▶ _Document_
Here's the version of events I'm a little embarrassed to tell. I was finishing up a co-op survival game, maybe six months into development. Players needed to coordinate. I'd been putting off voice chat because it felt like a stretch goal, not a core feature. Then a playtest group started complaining that the ping wheel wasn't cutting it for complex situations. Fine. Push-to-talk. How hard can it be?
I budgeted a weekend. I spent two weeks, and that was before moderation became a problem. Day three after a small public beta, a player messaged me with a screenshot of a chat log they'd somehow captured. Someone had been harassing a kid in voice. I had no tools to handle it. No reporting flow. No recording. No way to ban someone from voice specifically. I had a Unity project and a Photon integration that let people talk to each other, and nothing else.
That was the moment I understood that voice chat is not a feature. It's a product decision with ongoing costs.
The Deceptive Simplicity Problem
Voice chat looks simple because the networking problem is solved. WebRTC has been around since 2011. Unity has a built-in Vivox integration. You can get two people talking in a game in an afternoon. The gotchas aren't technical, they're operational.
Text chat is hard to moderate. Voice chat is harder by an order of magnitude. With text, you have a record. You can run it through a filter, log it, search it. With voice, you're dealing with real-time audio streams that are expensive to store, difficult to analyze automatically, and legally complicated to record without user consent in some jurisdictions. The moderation tooling that exists for text, built over twenty years of online gaming, mostly doesn't apply to voice.
Every platform that added voice chat at scale, Xbox Live, PlayStation Network, Discord, had to build entire trust-and-safety teams around it. You're not doing that. So the question becomes: how much of this problem can you outsource?
Third-Party SDKs vs Rolling Your Own
You have two real paths: integrate an existing voice SDK, or build on raw WebRTC. Let me be direct about when each makes sense.
Use a third-party SDK if: you're shipping to consoles, you need voice in a native mobile build, you have more than a few hundred concurrent users, or you want to avoid running your own signaling servers. The SDKs handle NAT traversal, TURN/STUN infrastructure, platform certification requirements, and give you controls (mute, ban, channel management) out of the box.
Build on WebRTC yourself if: you're building a browser-based game, your player count is small and predictable, you have backend engineering resources, and you want complete control over the architecture. The DIY path is real work, but it's not impossible, and for some games it's the right answer.
Vivox: The Enterprise Option
Vivox is what Fortnite uses. It's what Call of Duty uses. It's what most AAA games on Unity use because Unity acquired it in 2019 and baked it into the engine. If you've played a big multiplayer game in the last five years, you've probably talked through Vivox without knowing it.
The Unity integration is genuinely good. You initialize it with your credentials, create a channel, and users can join. Positional audio is built in. The SDK handles all the NAT traversal and relay infrastructure. For a studio with a real budget shipping on multiple platforms including consoles, Vivox makes sense.

▶ _Material supplied_
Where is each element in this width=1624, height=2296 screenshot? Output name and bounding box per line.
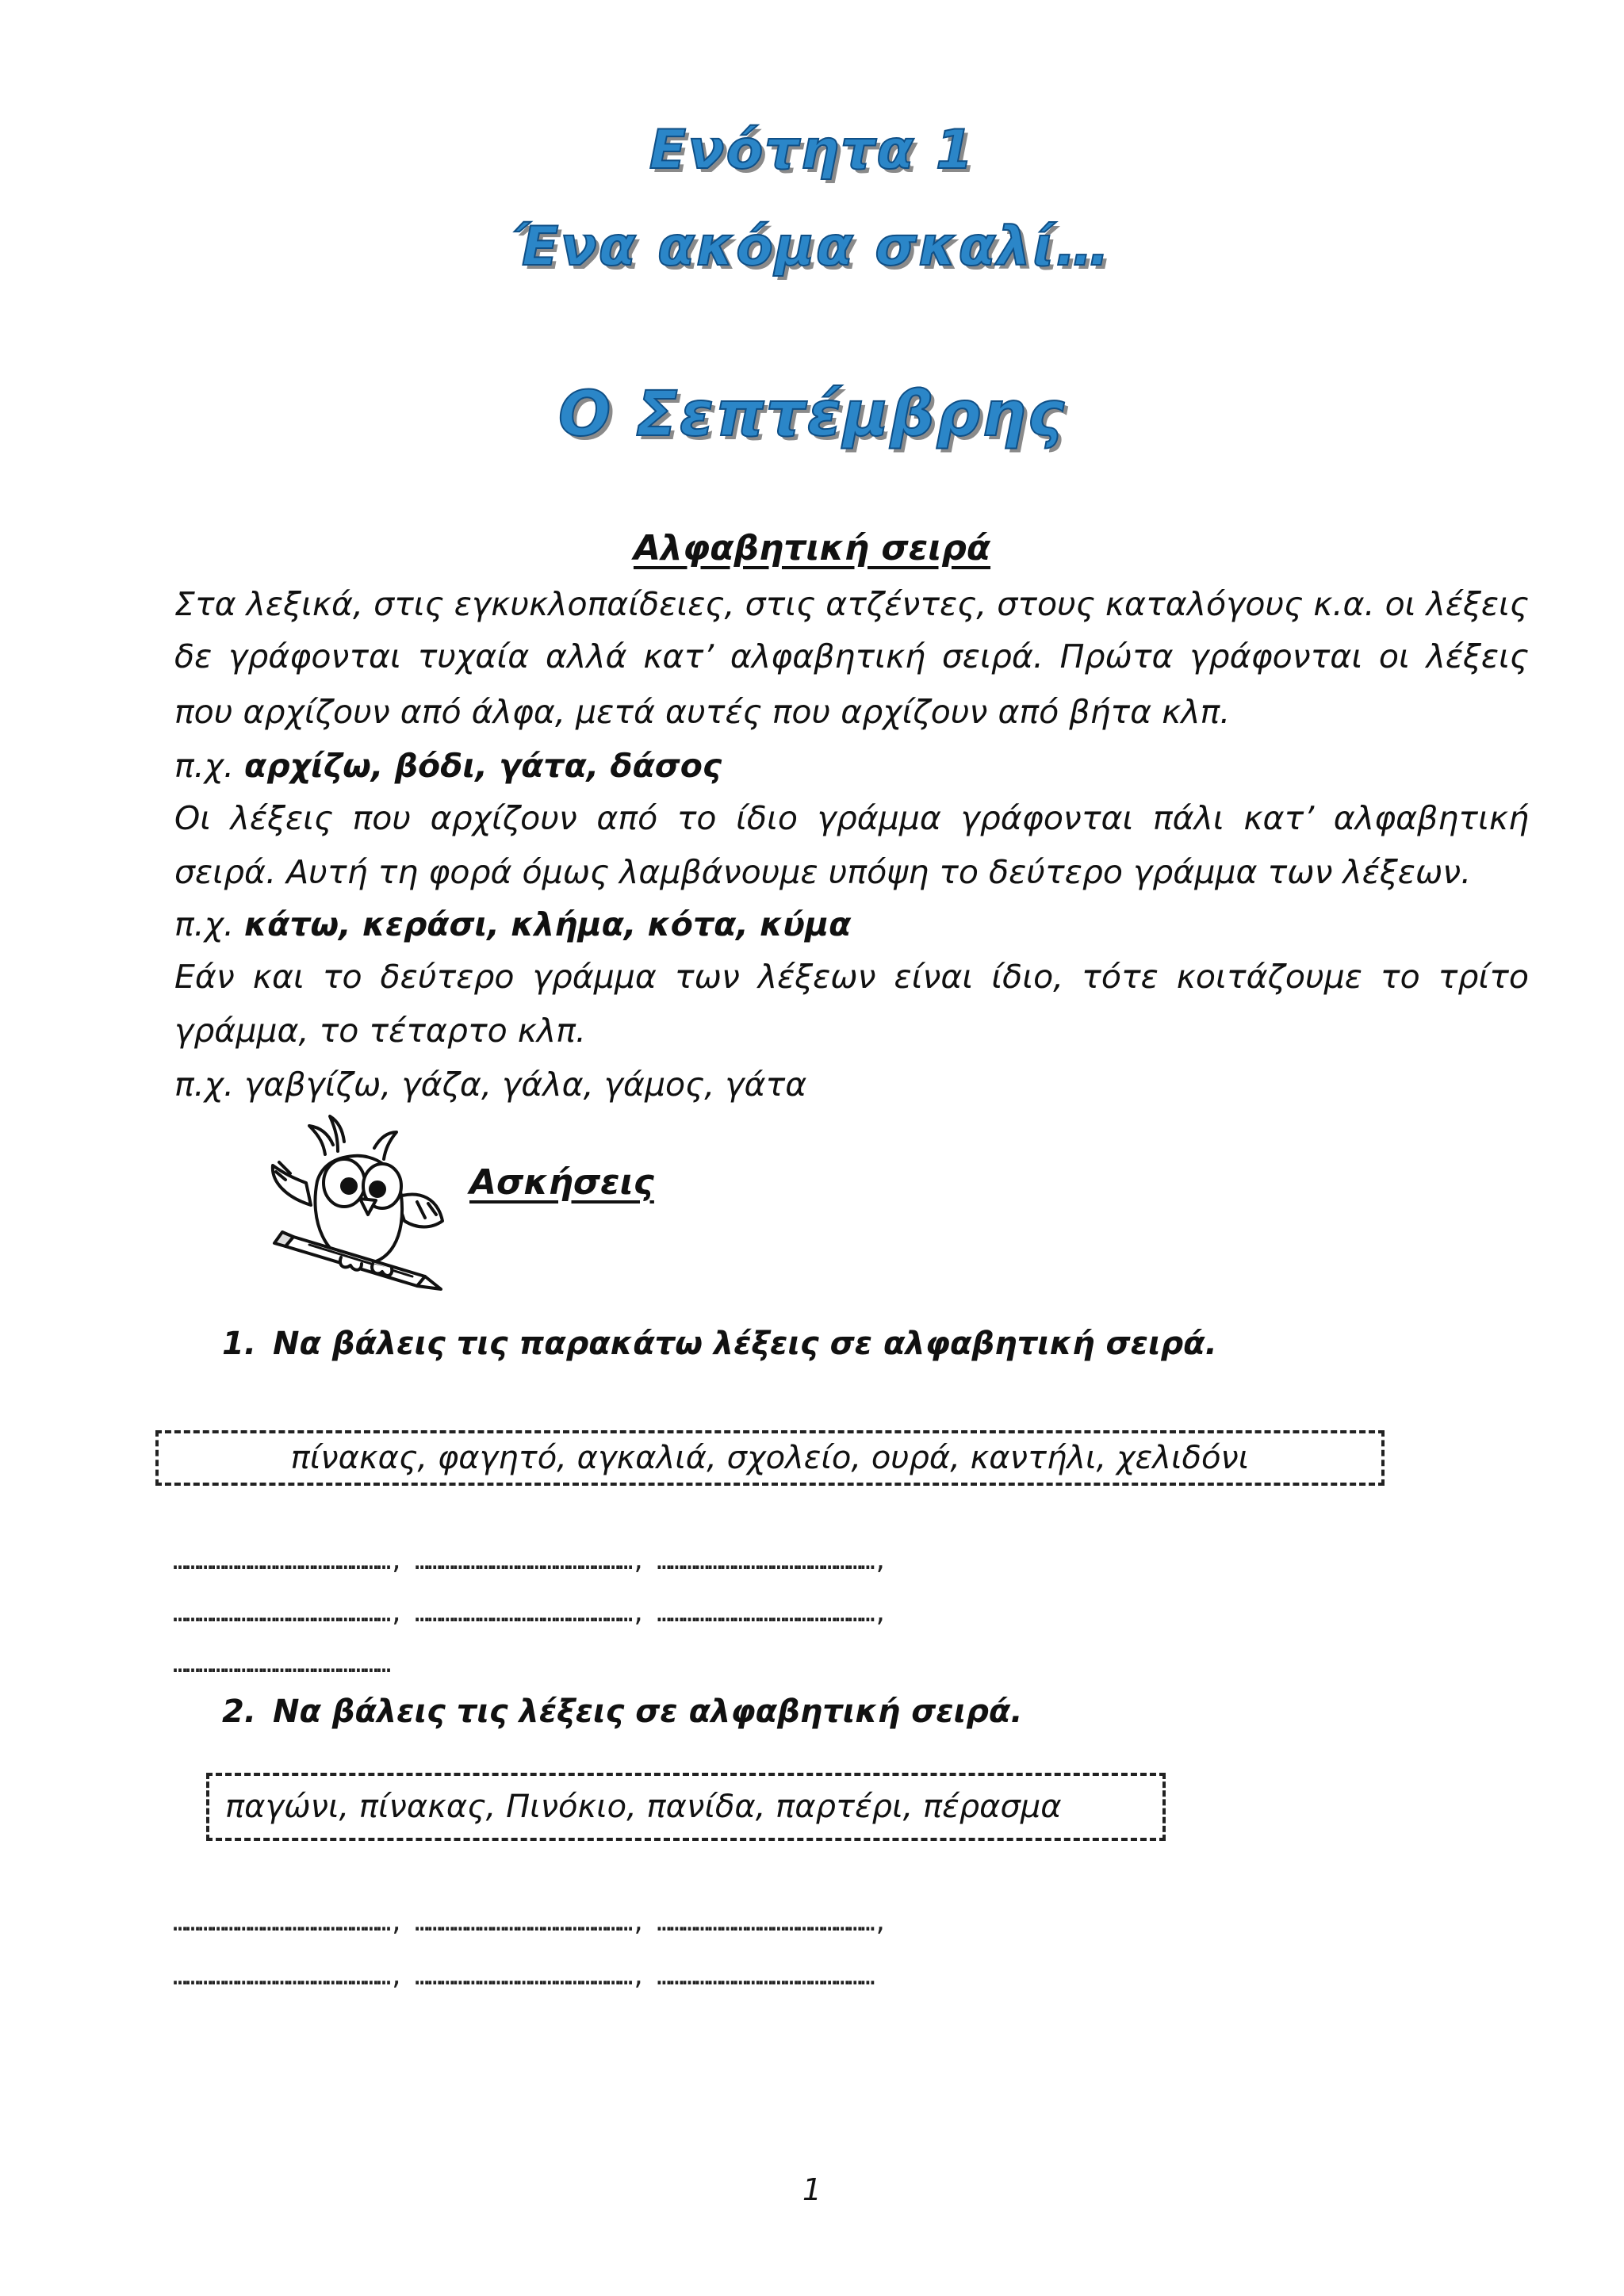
paragraph-line: Οι λέξεις που αρχίζουν από το ίδιο γράμμα γράφονται πάλι κατ’ αλφαβητική (174, 799, 1529, 837)
exercise-text: Να βάλεις τις λέξεις σε αλφαβητική σειρά. (273, 1693, 1023, 1730)
page-number: 1 (802, 2172, 822, 2207)
paragraph-line: Στα λεξικά, στις εγκυκλοπαίδειες, στις ατζέντες, στους καταλόγους κ.α. οι λέξεις (174, 585, 1529, 623)
paragraph-line: σειρά. Αυτή τη φορά όμως λαμβάνουμε υπόψη το δεύτερο γράμμα των λέξεων. (174, 853, 1472, 891)
exercise-text: Να βάλεις τις παρακάτω λέξεις σε αλφαβητική σειρά. (273, 1326, 1217, 1362)
answer-line[interactable]: …………………………………………… (173, 1651, 390, 1678)
exercises-heading: Ασκήσεις (469, 1162, 654, 1203)
word-box-2: παγώνι, πίνακας, Πινόκιο, πανίδα, παρτέρι, πέρασμα (206, 1773, 1166, 1841)
exercise-number: 1. (222, 1326, 257, 1362)
example-line (174, 899, 1529, 950)
answer-line[interactable]: ……………………………………………, ……………………………………………, ……………………………………………, (173, 1548, 887, 1575)
exercise-1-instruction (222, 1326, 1217, 1362)
example-prefix: π.χ. (174, 905, 245, 943)
paragraph-line: δε γράφονται τυχαία αλλά κατ’ αλφαβητική σειρά. Πρώτα γράφονται οι λέξεις (174, 637, 1529, 675)
lesson-title: Ο Σεπτέμβρης (558, 379, 1066, 450)
unit-title: Ενότητα 1 (649, 119, 975, 182)
paragraph-line: που αρχίζουν από άλφα, μετά αυτές που αρχίζουν από βήτα κλπ. (174, 693, 1231, 731)
paragraph-line: γράμμα, το τέταρτο κλπ. (174, 1012, 586, 1050)
word-box-1: πίνακας, φαγητό, αγκαλιά, σχολείο, ουρά, καντήλι, χελιδόνι (155, 1430, 1385, 1486)
example-line: π.χ. γαβγίζω, γάζα, γάλα, γάμος, γάτα (174, 1066, 807, 1104)
example-line (174, 740, 1529, 791)
answer-line[interactable]: ……………………………………………, ……………………………………………, …………………………………………… (173, 1963, 874, 1991)
example-words: κάτω, κεράσι, κλήμα, κότα, κύμα (244, 905, 852, 943)
unit-subtitle: Ένα ακόμα σκαλί… (513, 216, 1111, 278)
answer-line[interactable]: ……………………………………………, ……………………………………………, ……………………………………………, (173, 1909, 887, 1937)
section-heading: Αλφαβητική σειρά (633, 528, 991, 568)
exercise-2-instruction (222, 1693, 1023, 1730)
exercise-number: 2. (222, 1693, 257, 1730)
example-words: αρχίζω, βόδι, γάτα, δάσος (244, 747, 722, 785)
paragraph-line: Εάν και το δεύτερο γράμμα των λέξεων είναι ίδιο, τότε κοιτάζουμε το τρίτο (174, 958, 1529, 996)
answer-line[interactable]: ……………………………………………, ……………………………………………, ……………………………………………, (173, 1600, 887, 1628)
example-prefix: π.χ. (174, 747, 245, 785)
owl-with-pencil-icon (262, 1110, 452, 1292)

▶ _Direction 1_
According to the voice chat post, in what year did Unity acquire Vivox?
▶ _Direction 2_
Write out the voice chat post between "Every platform that" and "of the box.", inclusive.
▶ _Direction 3_
Extend the voice chat post past its final sentence.

▶ _Answer 1_
2019

▶ _Answer 2_
Every platform that added voice chat at scale, Xbox Live, PlayStation Network, Discord, had to build entire trust-and-safety teams around it. You're not doing that. So the question becomes: how much of this problem can you outsource?
Third-Party SDKs vs Rolling Your Own
You have two real paths: integrate an existing voice SDK, or build on raw WebRTC. Let me be direct about when each makes sense.
Use a third-party SDK if: you're shipping to consoles, you need voice in a native mobile build, you have more than a few hundred concurrent users, or you want to avoid running your own signaling servers. The SDKs handle NAT traversal, TURN/STUN infrastructure, platform certification requirements, and give you controls (mute, ban, channel management) out of the box.

▶ _Answer 3_
The catch is pricing and access. Vivox pricing is not public. You negotiate contracts, and the costs scale with concurrent users. For an indie game expecting a few thousand players at launch, the pricing can be workable. For a small studio with uncertain player counts, the uncertainty itself is a problem. I've talked to developers who got quotes ranging from "effectively free at small scale" to numbers that made them reconsider the feature entirely.
Vivox also has an approval process. You need to apply, get approved, and there's overhead there that a weekend project can't absorb. If you're shipping a commercial game with real funding, it's worth the conversation. If you're a solo dev making your first multiplayer game, look elsewhere first.
Agora: The Practical Middle Ground
Agora is where I ended up, and it's what I'd recommend to most indie developers today. The pricing model is transparent: you pay per minute of audio usage. As of 2025, it's roughly $0.99 per 1,000 audio minutes for the basic tier, with a free tier of 10,000 minutes per month. For a game with 100 concurrent players talking for an hour each day, you're looking at a few dollars a month until you scale.
The docs are actually good. That sounds like a low bar, but voice SDK documentation is famously bad. Agora's Unity SDK comes with working sample projects, the initialization flow is clear, and their dashboard shows you real usage. I've debugged Agora integrations at 2am and been able to figure out what was wrong. That matters.
Agora also has a moderation layer called Agora Content Moderation, which does real-time audio stream analysis for certain types of content. It's not magic, it won't catch everything, but it's something you can turn on without building it yourself. Combined with a user reporting flow, it gives you the minimum viable trust-and-safety setup.
The weaknesses are real. Agora is a Chinese company (Beijing-headquartered), which matters for games targeting certain markets. Data residency questions come up. The SDK size is not trivial. And for advanced spatial audio with dynamic positioning, you're doing more manual work than Vivox.
Daily.co and LiveKit: The Newer Options
LiveKit is the one I'd be looking at seriously if I were starting a new project today. It's open-source (Apache 2.0 licensed), you can self-host it, and their cloud tier is competitively priced. The project has been growing fast since 2021. Their Unity SDK is relatively new but functional, and the WebRTC implementation underneath is solid.
What LiveKit does well is flexibility. You can run your own LiveKit server, which means no vendor dependency, no usage-based pricing surprises, and full control over data. For a game studio that already has backend infrastructure, adding a LiveKit server to your fleet isn't a huge ask. The tradeoff is that you're now responsible for operating it, including the TURN relay infrastructure for players behind restrictive NATs.
Daily.co is primarily designed for video calling, not games. You can use it for voice, and some browser-based games do, but you're fighting the SDK's assumptions about use cases. The pricing is clear and reasonable, but the fit isn't natural. I wouldn't recommend it unless you're building something closer to a social space than a game.
For browser games specifically, LiveKit is genuinely competitive. If you're building a WebSocket-based multiplayer game that runs in the browser, dropping in LiveKit for voice is less friction than most alternatives.
Building on WebRTC Yourself
I'll be honest: I've done this once, for a browser game, and I wouldn't do it again for a native game. WebRTC itself is well-specified and browsers implement it consistently. The problem is signaling and NAT traversal.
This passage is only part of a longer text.